*TASK DIRECTIONS*. List each line of the data that holds the word "Numero".

Figure collection entries
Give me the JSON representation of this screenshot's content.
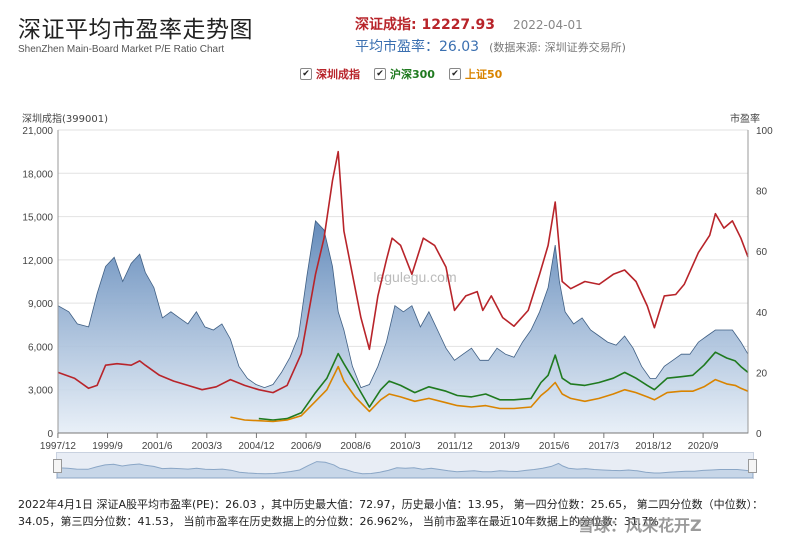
{
  "header": {
    "title": "深证平均市盈率走势图",
    "subtitle": "ShenZhen Main-Board Market P/E Ratio Chart",
    "index_label": "深证成指: 12227.93",
    "date": "2022-04-01",
    "pe_label": "平均市盈率：26.03",
    "source": "(数据来源: 深圳证券交易所)"
  },
  "legend": [
    {
      "label": "深圳成指",
      "color": "#b8242a"
    },
    {
      "label": "沪深300",
      "color": "#1f7a1f"
    },
    {
      "label": "上证50",
      "color": "#d98400"
    }
  ],
  "axes": {
    "left_title": "深圳成指(399001)",
    "right_title": "市盈率",
    "watermark": "legulegu.com"
  },
  "footer": {
    "text": "2022年4月1日  深证A股平均市盈率(PE)：26.03 ，其中历史最大值：72.97，历史最小值：13.95， 第一四分位数：25.65， 第二四分位数（中位数）：34.05，第三四分位数：41.53， 当前市盈率在历史数据上的分位数：26.962%， 当前市盈率在最近10年数据上的分位数：31.7%",
    "watermark": "雪球：风来花开Z"
  },
  "chart_data": {
    "type": "line",
    "x_ticks": [
      "1997/12",
      "1999/9",
      "2001/6",
      "2003/3",
      "2004/12",
      "2006/9",
      "2008/6",
      "2010/3",
      "2011/12",
      "2013/9",
      "2015/6",
      "2017/3",
      "2018/12",
      "2020/9"
    ],
    "x_range": [
      1997.92,
      2022.25
    ],
    "y_left": {
      "title": "深圳成指(399001)",
      "range": [
        0,
        21000
      ],
      "ticks": [
        "0",
        "3,000",
        "6,000",
        "9,000",
        "12,000",
        "15,000",
        "18,000",
        "21,000"
      ]
    },
    "y_right": {
      "title": "市盈率",
      "range": [
        0,
        100
      ],
      "ticks": [
        "0",
        "20",
        "40",
        "60",
        "80",
        "100"
      ]
    },
    "series": [
      {
        "name": "市盈率",
        "axis": "right",
        "kind": "area",
        "color": "#7fa6cc",
        "x": [
          1997.92,
          1998.3,
          1998.6,
          1999.0,
          1999.3,
          1999.6,
          1999.9,
          2000.2,
          2000.5,
          2000.8,
          2001.0,
          2001.3,
          2001.6,
          2001.9,
          2002.2,
          2002.5,
          2002.8,
          2003.1,
          2003.4,
          2003.7,
          2004.0,
          2004.3,
          2004.6,
          2004.9,
          2005.2,
          2005.5,
          2005.8,
          2006.1,
          2006.4,
          2006.7,
          2007.0,
          2007.3,
          2007.6,
          2007.8,
          2008.0,
          2008.3,
          2008.6,
          2008.9,
          2009.2,
          2009.5,
          2009.8,
          2010.1,
          2010.4,
          2010.7,
          2011.0,
          2011.3,
          2011.6,
          2011.9,
          2012.2,
          2012.5,
          2012.8,
          2013.1,
          2013.4,
          2013.7,
          2014.0,
          2014.3,
          2014.6,
          2014.9,
          2015.2,
          2015.45,
          2015.6,
          2015.8,
          2016.1,
          2016.4,
          2016.7,
          2017.0,
          2017.3,
          2017.6,
          2017.9,
          2018.2,
          2018.5,
          2018.8,
          2019.0,
          2019.3,
          2019.6,
          2019.9,
          2020.2,
          2020.5,
          2020.8,
          2021.1,
          2021.4,
          2021.7,
          2022.0,
          2022.25
        ],
        "y": [
          42,
          40,
          36,
          35,
          46,
          55,
          58,
          50,
          56,
          59,
          53,
          48,
          38,
          40,
          38,
          36,
          40,
          35,
          34,
          36,
          31,
          22,
          18,
          16,
          15,
          16,
          20,
          25,
          32,
          52,
          70,
          67,
          55,
          40,
          34,
          22,
          15,
          16,
          22,
          30,
          42,
          40,
          42,
          35,
          40,
          34,
          28,
          24,
          26,
          28,
          24,
          24,
          28,
          26,
          25,
          30,
          34,
          40,
          48,
          62,
          50,
          40,
          36,
          38,
          34,
          32,
          30,
          29,
          32,
          28,
          22,
          18,
          18,
          22,
          24,
          26,
          26,
          30,
          32,
          34,
          34,
          34,
          30,
          26
        ]
      },
      {
        "name": "深圳成指",
        "axis": "left",
        "kind": "line",
        "color": "#b8242a",
        "x": [
          1997.92,
          1998.5,
          1999.0,
          1999.3,
          1999.6,
          2000.0,
          2000.5,
          2000.8,
          2001.0,
          2001.5,
          2002.0,
          2002.5,
          2003.0,
          2003.5,
          2004.0,
          2004.5,
          2005.0,
          2005.5,
          2006.0,
          2006.5,
          2007.0,
          2007.3,
          2007.6,
          2007.8,
          2008.0,
          2008.3,
          2008.6,
          2008.9,
          2009.2,
          2009.5,
          2009.7,
          2010.0,
          2010.4,
          2010.8,
          2011.2,
          2011.6,
          2011.9,
          2012.3,
          2012.7,
          2012.9,
          2013.2,
          2013.6,
          2014.0,
          2014.5,
          2014.9,
          2015.2,
          2015.45,
          2015.7,
          2016.0,
          2016.5,
          2017.0,
          2017.5,
          2017.9,
          2018.3,
          2018.7,
          2018.95,
          2019.3,
          2019.7,
          2020.0,
          2020.5,
          2020.9,
          2021.1,
          2021.4,
          2021.7,
          2022.0,
          2022.25
        ],
        "y": [
          4200,
          3800,
          3100,
          3300,
          4700,
          4800,
          4700,
          5000,
          4700,
          4000,
          3600,
          3300,
          3000,
          3200,
          3700,
          3300,
          3000,
          2800,
          3300,
          5500,
          11000,
          13500,
          17500,
          19500,
          14000,
          11000,
          8000,
          5800,
          9500,
          12000,
          13500,
          13000,
          11000,
          13500,
          13000,
          11500,
          8500,
          9500,
          9800,
          8500,
          9500,
          8000,
          7400,
          8500,
          11000,
          13000,
          16000,
          10500,
          10000,
          10500,
          10300,
          11000,
          11300,
          10500,
          8800,
          7300,
          9500,
          9600,
          10300,
          12500,
          13700,
          15200,
          14200,
          14700,
          13500,
          12200
        ]
      },
      {
        "name": "沪深300",
        "axis": "left",
        "kind": "line",
        "color": "#1f7a1f",
        "x": [
          2005.0,
          2005.5,
          2006.0,
          2006.5,
          2007.0,
          2007.4,
          2007.8,
          2008.0,
          2008.4,
          2008.9,
          2009.3,
          2009.6,
          2010.0,
          2010.5,
          2011.0,
          2011.6,
          2012.0,
          2012.5,
          2013.0,
          2013.5,
          2014.0,
          2014.6,
          2014.95,
          2015.2,
          2015.45,
          2015.7,
          2016.0,
          2016.5,
          2017.0,
          2017.5,
          2017.9,
          2018.3,
          2018.7,
          2018.95,
          2019.4,
          2019.9,
          2020.3,
          2020.7,
          2021.1,
          2021.5,
          2021.8,
          2022.0,
          2022.25
        ],
        "y": [
          1000,
          900,
          1000,
          1400,
          2800,
          3800,
          5500,
          4800,
          3500,
          1800,
          3000,
          3600,
          3300,
          2800,
          3200,
          2900,
          2600,
          2500,
          2700,
          2300,
          2300,
          2400,
          3500,
          4000,
          5400,
          3800,
          3400,
          3300,
          3500,
          3800,
          4200,
          3800,
          3300,
          3000,
          3800,
          3900,
          4000,
          4700,
          5600,
          5200,
          5000,
          4600,
          4200
        ]
      },
      {
        "name": "上证50",
        "axis": "left",
        "kind": "line",
        "color": "#d98400",
        "x": [
          2004.0,
          2004.5,
          2005.0,
          2005.5,
          2006.0,
          2006.5,
          2007.0,
          2007.4,
          2007.8,
          2008.0,
          2008.4,
          2008.9,
          2009.3,
          2009.6,
          2010.0,
          2010.5,
          2011.0,
          2011.6,
          2012.0,
          2012.5,
          2013.0,
          2013.5,
          2014.0,
          2014.6,
          2014.95,
          2015.2,
          2015.45,
          2015.7,
          2016.0,
          2016.5,
          2017.0,
          2017.5,
          2017.9,
          2018.3,
          2018.7,
          2018.95,
          2019.4,
          2019.9,
          2020.3,
          2020.7,
          2021.1,
          2021.5,
          2021.8,
          2022.0,
          2022.25
        ],
        "y": [
          1100,
          900,
          850,
          800,
          900,
          1200,
          2200,
          3000,
          4600,
          3600,
          2500,
          1500,
          2300,
          2700,
          2500,
          2200,
          2400,
          2100,
          1900,
          1800,
          1900,
          1700,
          1700,
          1800,
          2600,
          3000,
          3500,
          2700,
          2400,
          2200,
          2400,
          2700,
          3000,
          2800,
          2500,
          2300,
          2800,
          2900,
          2900,
          3200,
          3700,
          3400,
          3300,
          3100,
          2900
        ]
      }
    ]
  }
}
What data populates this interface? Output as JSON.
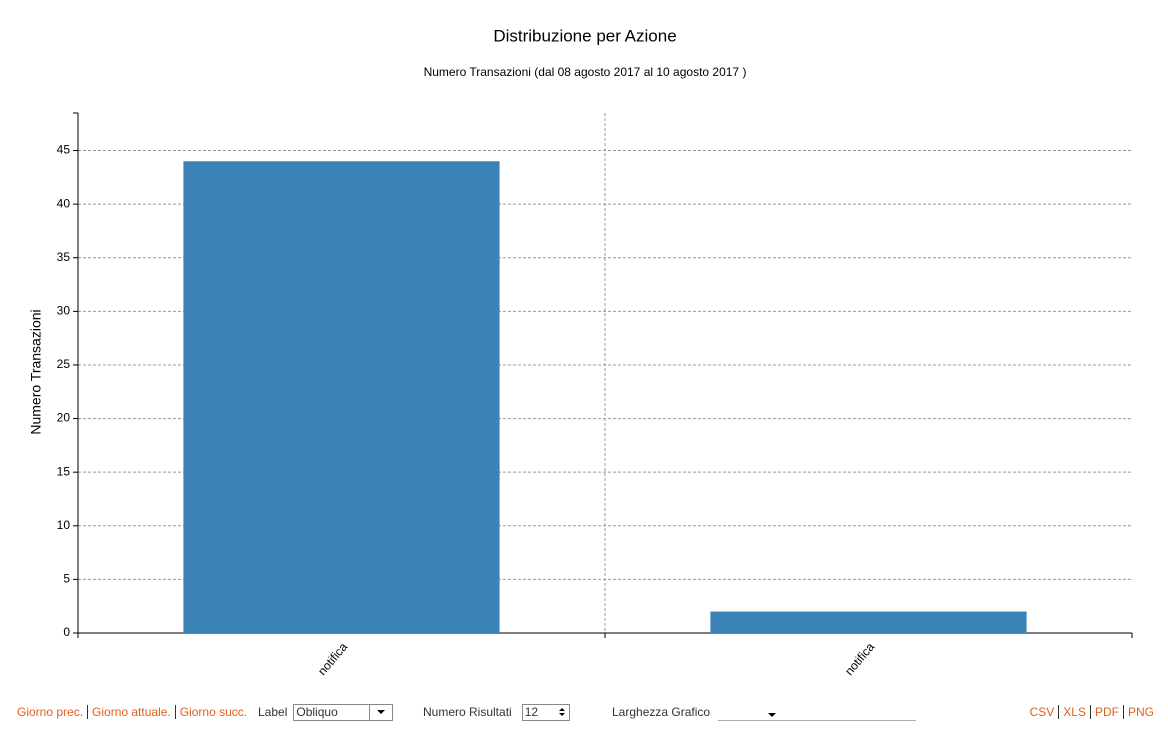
{
  "chart_data": {
    "type": "bar",
    "title": "Distribuzione per Azione",
    "subtitle": "Numero Transazioni (dal 08 agosto 2017 al 10 agosto 2017 )",
    "y_label": "Numero Transazioni",
    "categories": [
      "notifica",
      "notifica"
    ],
    "values": [
      44,
      2
    ],
    "color": "#3b82b6",
    "ylim": [
      0,
      48.5
    ],
    "yticks": [
      0,
      5,
      10,
      15,
      20,
      25,
      30,
      35,
      40,
      45
    ],
    "grid": true
  },
  "controls": {
    "nav_links": [
      "Giorno prec.",
      "Giorno attuale.",
      "Giorno succ."
    ],
    "label_field": {
      "label": "Label",
      "value": "Obliquo"
    },
    "results_field": {
      "label": "Numero Risultati",
      "value": "12"
    },
    "width_field": {
      "label": "Larghezza Grafico"
    },
    "export_links": [
      "CSV",
      "XLS",
      "PDF",
      "PNG"
    ]
  }
}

*EXPECTED ANSWER*.
    "subtitle": "Numero Transazioni (dal 08 agosto 2017 al 10 agosto 2017 )",
    "y_label": "Numero Transazioni",
      "label": "Numero Risultati",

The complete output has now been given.